(Collection entries)
╔══
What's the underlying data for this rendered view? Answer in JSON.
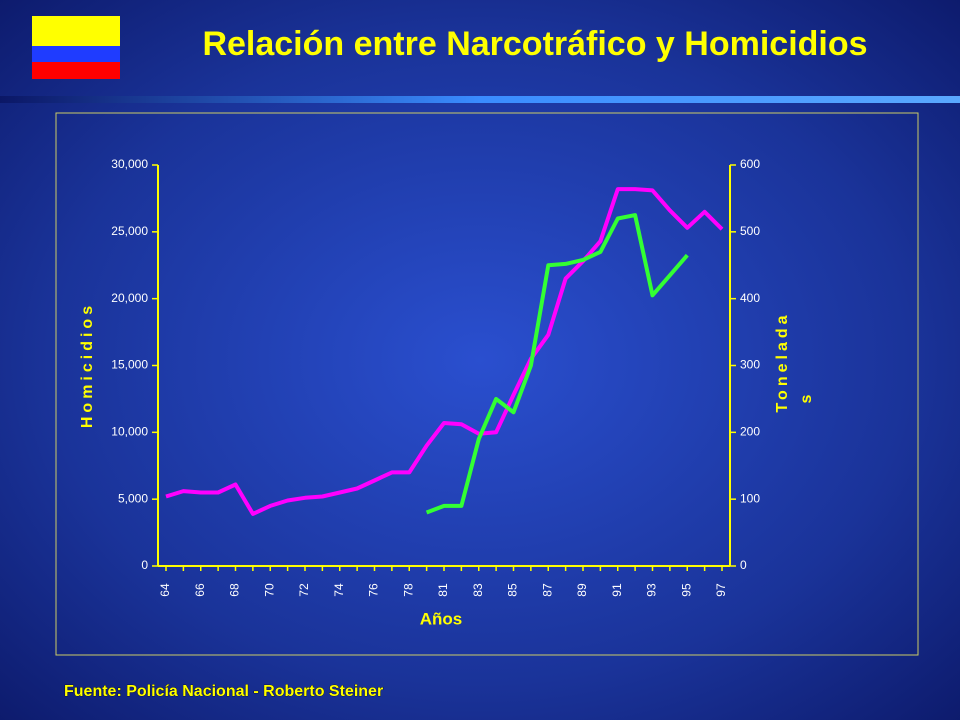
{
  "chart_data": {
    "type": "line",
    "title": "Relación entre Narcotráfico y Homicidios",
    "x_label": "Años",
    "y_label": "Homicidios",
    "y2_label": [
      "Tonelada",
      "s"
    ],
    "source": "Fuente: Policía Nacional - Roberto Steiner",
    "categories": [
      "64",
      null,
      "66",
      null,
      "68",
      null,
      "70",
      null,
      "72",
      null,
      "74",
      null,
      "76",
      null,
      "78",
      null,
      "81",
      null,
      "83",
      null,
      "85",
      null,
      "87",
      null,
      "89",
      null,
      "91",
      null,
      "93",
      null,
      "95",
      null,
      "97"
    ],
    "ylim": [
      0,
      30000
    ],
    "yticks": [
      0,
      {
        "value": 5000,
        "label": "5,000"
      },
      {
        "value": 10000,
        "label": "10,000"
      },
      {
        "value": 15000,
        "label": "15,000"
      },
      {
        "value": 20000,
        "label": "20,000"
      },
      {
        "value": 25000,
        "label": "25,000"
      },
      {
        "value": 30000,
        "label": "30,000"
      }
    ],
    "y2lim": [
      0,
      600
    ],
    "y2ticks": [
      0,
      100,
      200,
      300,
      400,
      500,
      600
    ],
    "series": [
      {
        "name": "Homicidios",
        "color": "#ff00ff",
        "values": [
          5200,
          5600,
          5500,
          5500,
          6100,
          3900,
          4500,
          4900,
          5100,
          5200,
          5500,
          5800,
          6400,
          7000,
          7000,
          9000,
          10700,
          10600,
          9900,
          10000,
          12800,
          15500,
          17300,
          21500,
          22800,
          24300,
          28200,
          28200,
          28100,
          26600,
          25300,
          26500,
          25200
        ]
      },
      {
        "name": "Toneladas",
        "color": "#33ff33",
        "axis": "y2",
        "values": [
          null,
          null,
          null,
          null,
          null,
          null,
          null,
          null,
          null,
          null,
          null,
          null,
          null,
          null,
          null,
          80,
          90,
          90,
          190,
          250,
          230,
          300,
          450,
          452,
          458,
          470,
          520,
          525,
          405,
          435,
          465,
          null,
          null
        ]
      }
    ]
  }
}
╚══
§ WHAT YOU HAVE TO DO:
Restate the listing above word for word, and skip the pictures.

§ IN RESPONSE:
What's the underlying data for this rendered view? Answer in JSON.
{
  "chart_data": {
    "type": "line",
    "title": "Relación entre Narcotráfico y Homicidios",
    "x_label": "Años",
    "y_label": "Homicidios",
    "y2_label": [
      "Tonelada",
      "s"
    ],
    "source": "Fuente: Policía Nacional - Roberto Steiner",
    "categories": [
      "64",
      null,
      "66",
      null,
      "68",
      null,
      "70",
      null,
      "72",
      null,
      "74",
      null,
      "76",
      null,
      "78",
      null,
      "81",
      null,
      "83",
      null,
      "85",
      null,
      "87",
      null,
      "89",
      null,
      "91",
      null,
      "93",
      null,
      "95",
      null,
      "97"
    ],
    "ylim": [
      0,
      30000
    ],
    "yticks": [
      0,
      {
        "value": 5000,
        "label": "5,000"
      },
      {
        "value": 10000,
        "label": "10,000"
      },
      {
        "value": 15000,
        "label": "15,000"
      },
      {
        "value": 20000,
        "label": "20,000"
      },
      {
        "value": 25000,
        "label": "25,000"
      },
      {
        "value": 30000,
        "label": "30,000"
      }
    ],
    "y2lim": [
      0,
      600
    ],
    "y2ticks": [
      0,
      100,
      200,
      300,
      400,
      500,
      600
    ],
    "series": [
      {
        "name": "Homicidios",
        "color": "#ff00ff",
        "values": [
          5200,
          5600,
          5500,
          5500,
          6100,
          3900,
          4500,
          4900,
          5100,
          5200,
          5500,
          5800,
          6400,
          7000,
          7000,
          9000,
          10700,
          10600,
          9900,
          10000,
          12800,
          15500,
          17300,
          21500,
          22800,
          24300,
          28200,
          28200,
          28100,
          26600,
          25300,
          26500,
          25200
        ]
      },
      {
        "name": "Toneladas",
        "color": "#33ff33",
        "axis": "y2",
        "values": [
          null,
          null,
          null,
          null,
          null,
          null,
          null,
          null,
          null,
          null,
          null,
          null,
          null,
          null,
          null,
          80,
          90,
          90,
          190,
          250,
          230,
          300,
          450,
          452,
          458,
          470,
          520,
          525,
          405,
          435,
          465,
          null,
          null
        ]
      }
    ]
  }
}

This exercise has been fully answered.